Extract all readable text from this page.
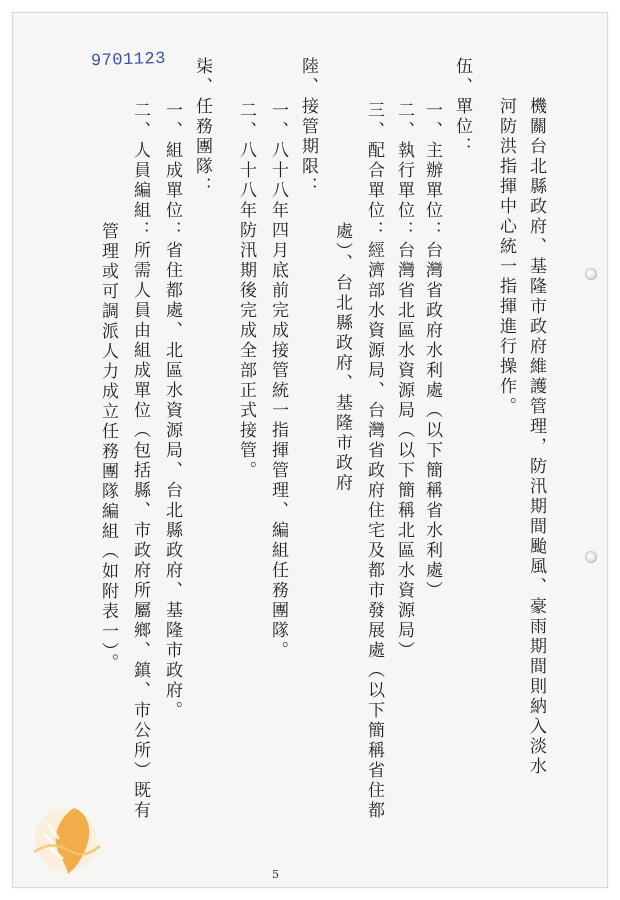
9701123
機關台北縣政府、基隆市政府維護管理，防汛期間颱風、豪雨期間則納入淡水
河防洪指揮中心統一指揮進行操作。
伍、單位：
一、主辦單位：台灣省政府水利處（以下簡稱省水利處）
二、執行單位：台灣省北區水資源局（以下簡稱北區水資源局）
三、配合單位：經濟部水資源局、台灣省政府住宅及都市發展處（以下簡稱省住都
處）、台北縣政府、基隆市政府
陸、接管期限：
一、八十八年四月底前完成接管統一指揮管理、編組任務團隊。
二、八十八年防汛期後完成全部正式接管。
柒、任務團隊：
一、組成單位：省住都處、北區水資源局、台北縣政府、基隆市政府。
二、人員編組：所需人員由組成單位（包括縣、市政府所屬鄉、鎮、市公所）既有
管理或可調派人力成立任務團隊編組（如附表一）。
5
—————
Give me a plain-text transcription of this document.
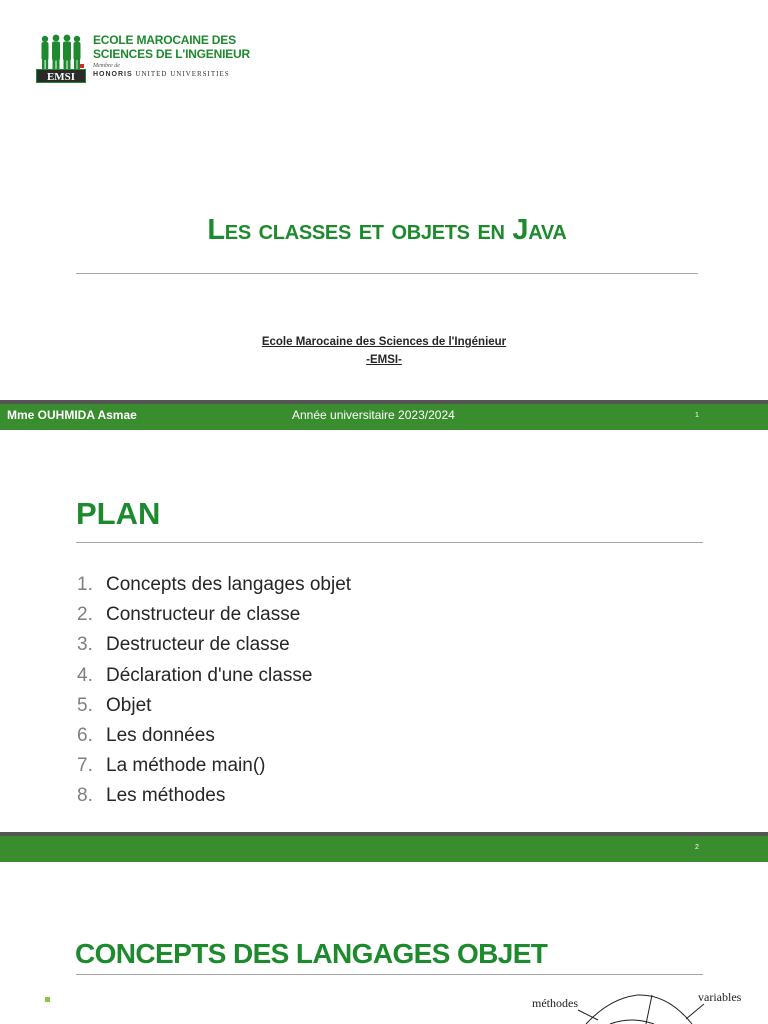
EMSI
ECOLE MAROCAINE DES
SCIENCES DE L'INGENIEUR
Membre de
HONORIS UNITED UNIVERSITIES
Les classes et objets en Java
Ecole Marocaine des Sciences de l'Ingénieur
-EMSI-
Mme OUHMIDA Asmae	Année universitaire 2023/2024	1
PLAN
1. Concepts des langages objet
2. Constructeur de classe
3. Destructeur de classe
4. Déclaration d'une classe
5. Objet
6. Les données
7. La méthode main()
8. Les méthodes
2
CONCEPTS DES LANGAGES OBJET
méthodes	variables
—————
**DIRECTION**
Filter out every line that lacks the word "text", and copy the rest.

**OUTPUT OF THE EXERCISE**
Extract all readable text from this page.
Give me a plain-text transcription of this document.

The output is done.